**The input**

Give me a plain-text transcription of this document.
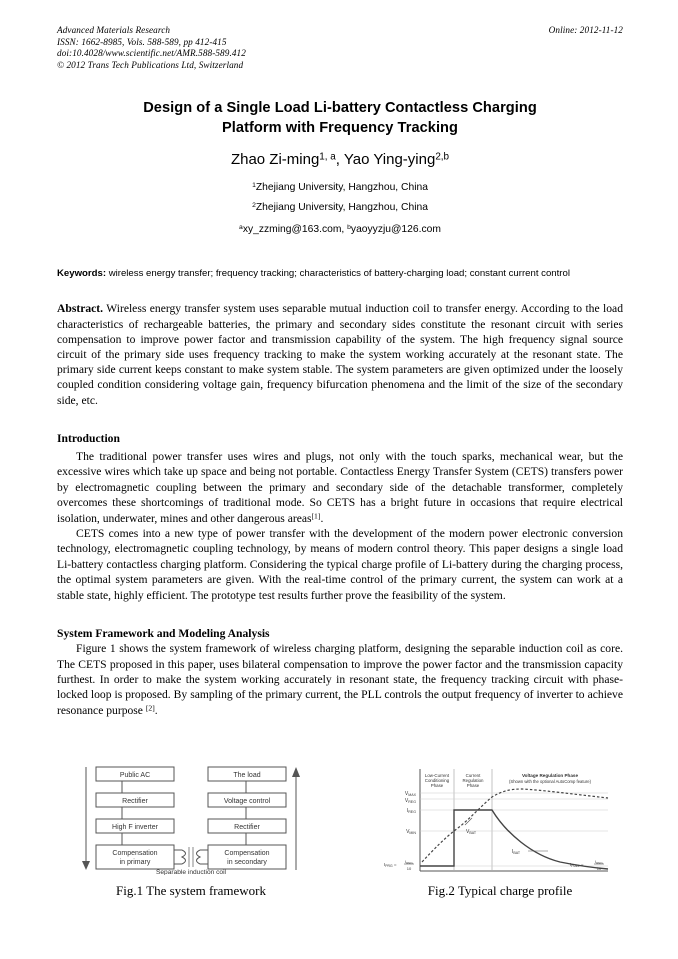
Advanced Materials Research
ISSN: 1662-8985, Vols. 588-589, pp 412-415
doi:10.4028/www.scientific.net/AMR.588-589.412
© 2012 Trans Tech Publications Ltd, Switzerland
Online: 2012-11-12
Design of a Single Load Li-battery Contactless Charging
Platform with Frequency Tracking
Zhao Zi-ming$^{1, a}$, Yao Ying-ying$^{2,b}$
$^1$Zhejiang University, Hangzhou, China
$^2$Zhejiang University, Hangzhou, China
$^a$xy_zzming@163.com, $^b$yaoyyzju@126.com
Keywords: wireless energy transfer; frequency tracking; characteristics of battery-charging load; constant current control
Abstract. Wireless energy transfer system uses separable mutual induction coil to transfer energy. According to the load characteristics of rechargeable batteries, the primary and secondary sides constitute the resonant circuit with series compensation to improve power factor and transmission capability of the system. The high frequency signal source circuit of the primary side uses frequency tracking to make the system working accurately at the resonant state. The primary side current keeps constant to make system stable. The system parameters are given optimized under the loosely coupled condition considering voltage gain, frequency bifurcation phenomena and the limit of the size of the secondary side, etc.
Introduction

The traditional power transfer uses wires and plugs, not only with the touch sparks, mechanical wear, but the excessive wires which take up space and being not portable. Contactless Energy Transfer System (CETS) transfers power by electromagnetic coupling between the primary and secondary side of the detachable transformer, completely overcomes these shortcomings of traditional mode. So CETS has a bright future in occasions that require electrical isolation, underwater, mines and other dangerous areas[1].

CETS comes into a new type of power transfer with the development of the modern power electronic conversion technology, electromagnetic coupling technology, by means of modern control theory. This paper designs a single load Li-battery contactless charging platform. Considering the typical charge profile of Li-battery during the charging process, the optimal system parameters are given. With the real-time control of the primary current, the system can work at a stable state, highly efficient. The prototype test results further prove the feasibility of the system.

System Framework and Modeling Analysis

Figure 1 shows the system framework of wireless charging platform, designing the separable induction coil as core. The CETS proposed in this paper, uses bilateral compensation to improve the power factor and the transmission capacity furthest. In order to make the system working accurately in resonant state, the frequency tracking circuit with phase-locked loop is proposed. By sampling of the primary current, the PLL controls the output frequency of inverter to achieve resonance purpose [2].

Public AC
Rectifier
High F inverter
Compensation
in primary
The load
Voltage control
Rectifier
Compensation
in secondary
Separable induction coil
Low-Current
Conditioning
Phase
Current
Regulation
Phase
Voltage Regulation Phase
(Shown with the optional AutoComp feature)
$V_{MAX}$
$V_{REG}$
$I_{REG}$
$V_{MIN}$	$V_{BAT}$
$I_{BAT}$
$I_{PRG}$ =
$I_{REG}$
10
$I_{FULL}$ =
$I_{REG}$
10
Fig.1 The system framework	Fig.2 Typical charge profile
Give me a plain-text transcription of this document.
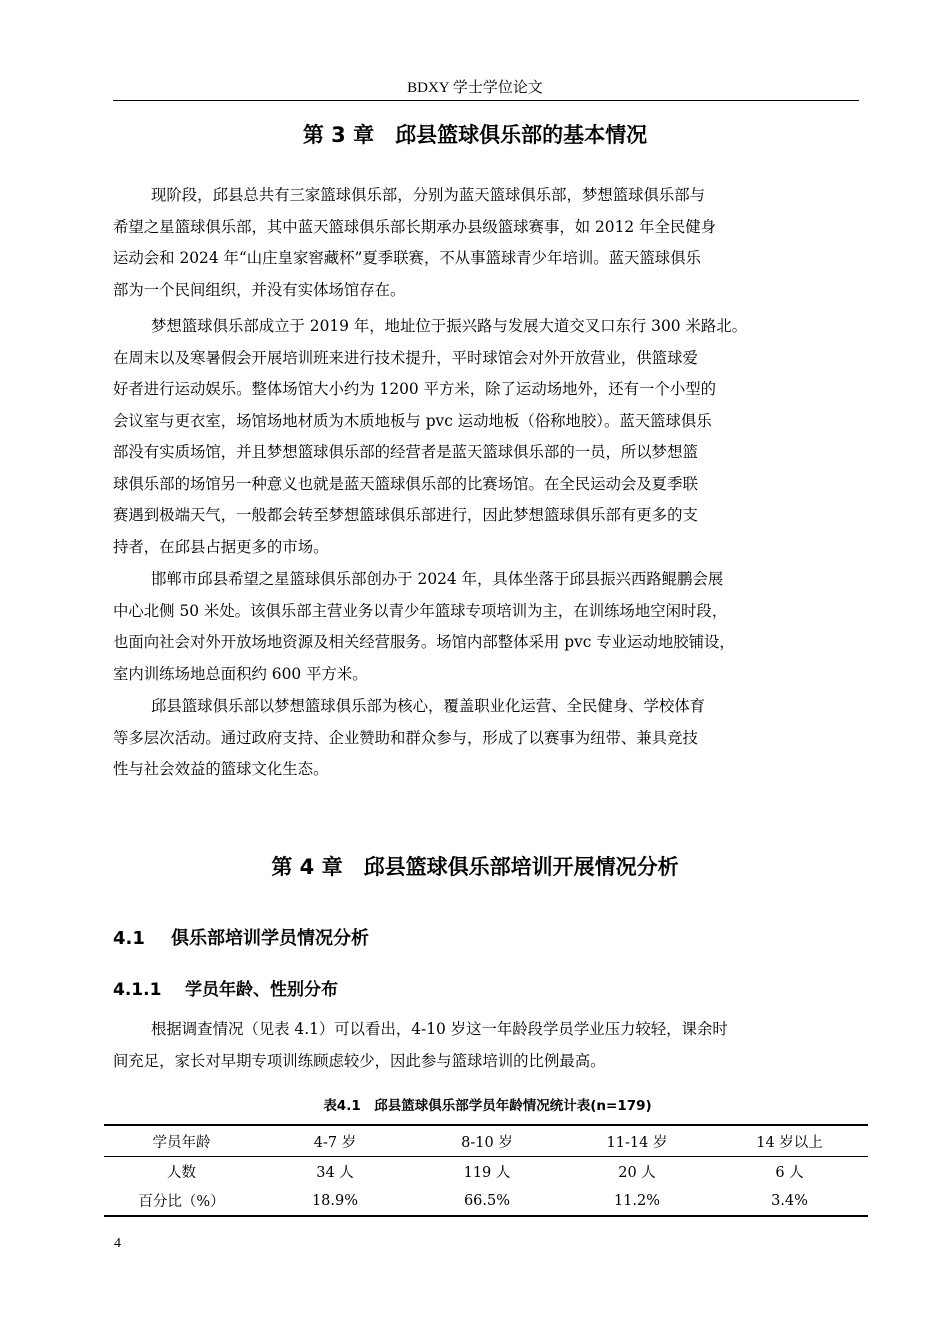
BDXY 学士学位论文
第 3 章　邱县篮球俱乐部的基本情况

现阶段，邱县总共有三家篮球俱乐部，分别为蓝天篮球俱乐部，梦想篮球俱乐部与
希望之星篮球俱乐部，其中蓝天篮球俱乐部长期承办县级篮球赛事，如 2012 年全民健身
运动会和 2024 年“山庄皇家窖藏杯”夏季联赛，不从事篮球青少年培训。蓝天篮球俱乐
部为一个民间组织，并没有实体场馆存在。

梦想篮球俱乐部成立于 2019 年，地址位于振兴路与发展大道交叉口东行 300 米路北。
在周末以及寒暑假会开展培训班来进行技术提升，平时球馆会对外开放营业，供篮球爱
好者进行运动娱乐。整体场馆大小约为 1200 平方米，除了运动场地外，还有一个小型的
会议室与更衣室，场馆场地材质为木质地板与 pvc 运动地板（俗称地胶）。蓝天篮球俱乐
部没有实质场馆，并且梦想篮球俱乐部的经营者是蓝天篮球俱乐部的一员，所以梦想篮
球俱乐部的场馆另一种意义也就是蓝天篮球俱乐部的比赛场馆。在全民运动会及夏季联
赛遇到极端天气，一般都会转至梦想篮球俱乐部进行，因此梦想篮球俱乐部有更多的支
持者，在邱县占据更多的市场。

邯郸市邱县希望之星篮球俱乐部创办于 2024 年，具体坐落于邱县振兴西路鲲鹏会展
中心北侧 50 米处。该俱乐部主营业务以青少年篮球专项培训为主，在训练场地空闲时段，
也面向社会对外开放场地资源及相关经营服务。场馆内部整体采用 pvc 专业运动地胶铺设，
室内训练场地总面积约 600 平方米。

邱县篮球俱乐部以梦想篮球俱乐部为核心，覆盖职业化运营、全民健身、学校体育
等多层次活动。通过政府支持、企业赞助和群众参与，形成了以赛事为纽带、兼具竞技
性与社会效益的篮球文化生态。

第 4 章　邱县篮球俱乐部培训开展情况分析
4.1 俱乐部培训学员情况分析
4.1.1 学员年龄、性别分布

根据调查情况（见表 4.1）可以看出，4-10 岁这一年龄段学员学业压力较轻，课余时
间充足，家长对早期专项训练顾虑较少，因此参与篮球培训的比例最高。

表4.1　邱县篮球俱乐部学员年龄情况统计表(n=179)
学员年龄	4-7 岁	8-10 岁	11-14 岁	14 岁以上
人数	34 人	119 人	20 人	6 人
百分比（%）	18.9%	66.5%	11.2%	3.4%
4
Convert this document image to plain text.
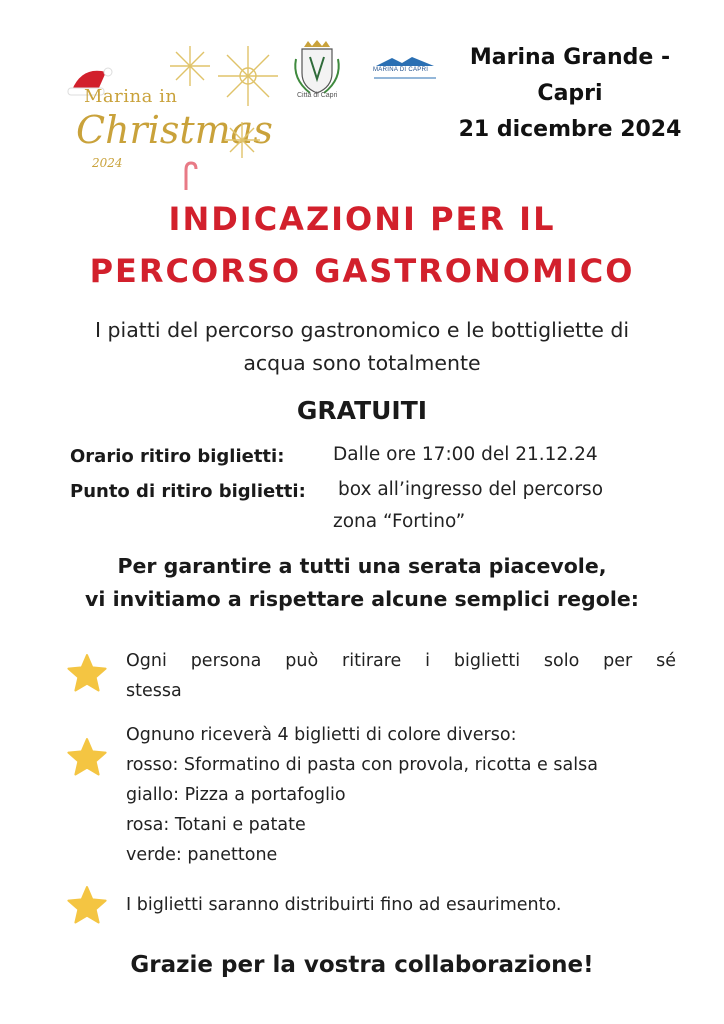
Marina in
Christmas
2024
Città di Capri
MARINA DI CAPRI	Marina Grande -
Capri
21 dicembre 2024
INDICAZIONI PER IL
PERCORSO GASTRONOMICO
I piatti del percorso gastronomico e le bottigliette di
acqua sono totalmente
GRATUITI
Orario ritiro biglietti:	Dalle ore 17:00 del 21.12.24
Punto di ritiro biglietti: box all’ingresso del percorso
zona “Fortino”
Per garantire a tutti una serata piacevole,
vi invitiamo a rispettare alcune semplici regole:
Ogni persona può ritirare i biglietti solo per sé
stessa
Ognuno riceverà 4 biglietti di colore diverso:
rosso: Sformatino di pasta con provola, ricotta e salsa
giallo: Pizza a portafoglio
rosa: Totani e patate
verde: panettone
I biglietti saranno distribuirti fino ad esaurimento.
Grazie per la vostra collaborazione!
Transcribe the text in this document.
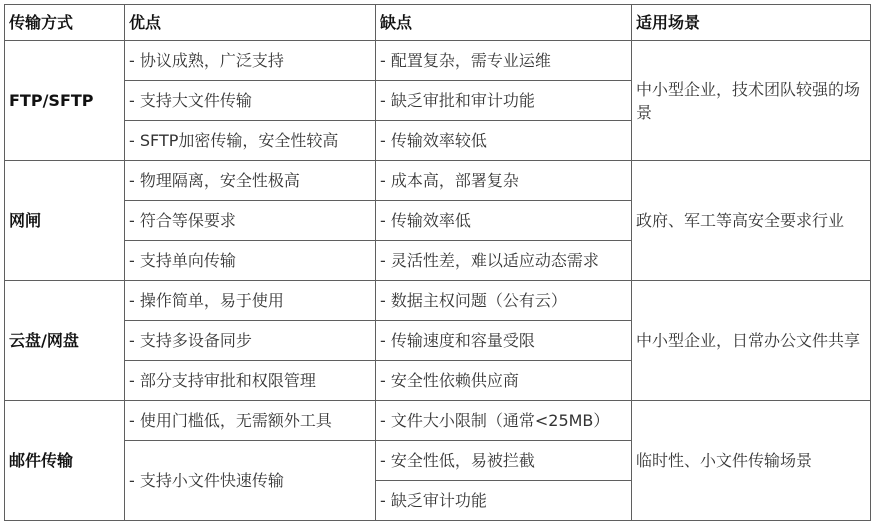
传输方式	优点	缺点	适用场景
FTP/SFTP	- 协议成熟，广泛支持	- 配置复杂，需专业运维	中小型企业，技术团队较强的场景

	- 支持大文件传输	- 缺乏审批和审计功能	

	- SFTP加密传输，安全性较高	- 传输效率较低	

网闸	- 物理隔离，安全性极高	- 成本高，部署复杂	政府、军工等高安全要求行业

	- 符合等保要求	- 传输效率低	

	- 支持单向传输	- 灵活性差，难以适应动态需求	

云盘/网盘	- 操作简单，易于使用	- 数据主权问题（公有云）	中小型企业，日常办公文件共享

	- 支持多设备同步	- 传输速度和容量受限	

	- 部分支持审批和权限管理	- 安全性依赖供应商	

邮件传输	- 使用门槛低，无需额外工具	- 文件大小限制（通常<25MB）	临时性、小文件传输场景

	- 支持小文件快速传输	- 安全性低，易被拦截	

		- 缺乏审计功能	
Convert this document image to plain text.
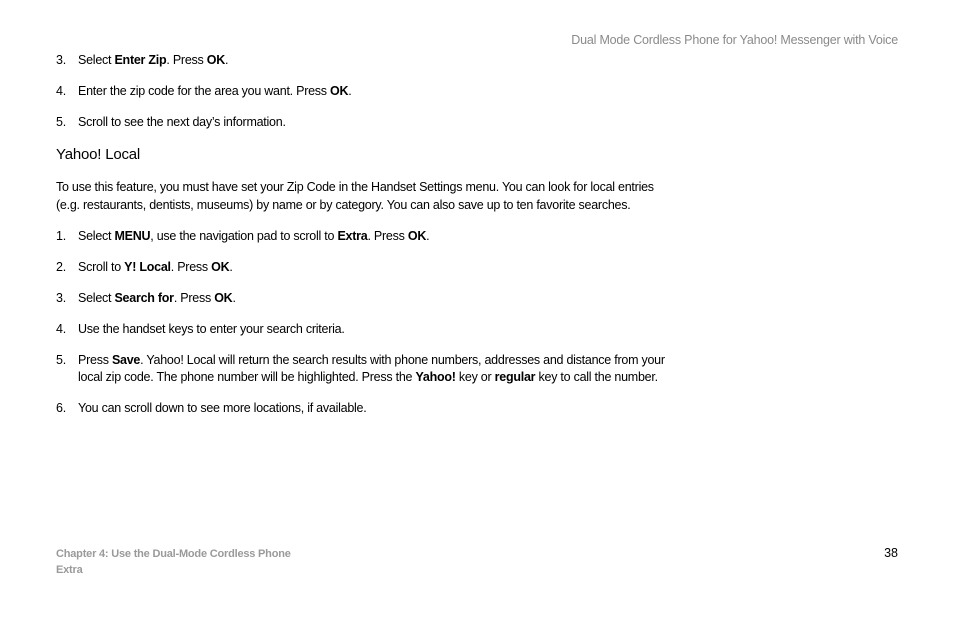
Dual Mode Cordless Phone for Yahoo! Messenger with Voice
3. Select Enter Zip. Press OK.
4. Enter the zip code for the area you want. Press OK.
5. Scroll to see the next day’s information.
Yahoo! Local

To use this feature, you must have set your Zip Code in the Handset Settings menu. You can look for local entries (e.g. restaurants, dentists, museums) by name or by category. You can also save up to ten favorite searches.

1. Select MENU, use the navigation pad to scroll to Extra. Press OK.
2. Scroll to Y! Local. Press OK.
3. Select Search for. Press OK.
4. Use the handset keys to enter your search criteria.
5. Press Save. Yahoo! Local will return the search results with phone numbers, addresses and distance from your local zip code. The phone number will be highlighted. Press the Yahoo! key or regular key to call the number.
6. You can scroll down to see more locations, if available.
Chapter 4: Use the Dual-Mode Cordless Phone
Extra
38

**The exercise**
Go through the material above and count the lines that contain "secondary"; answer with the number alone.

**Answer for this exercise**
3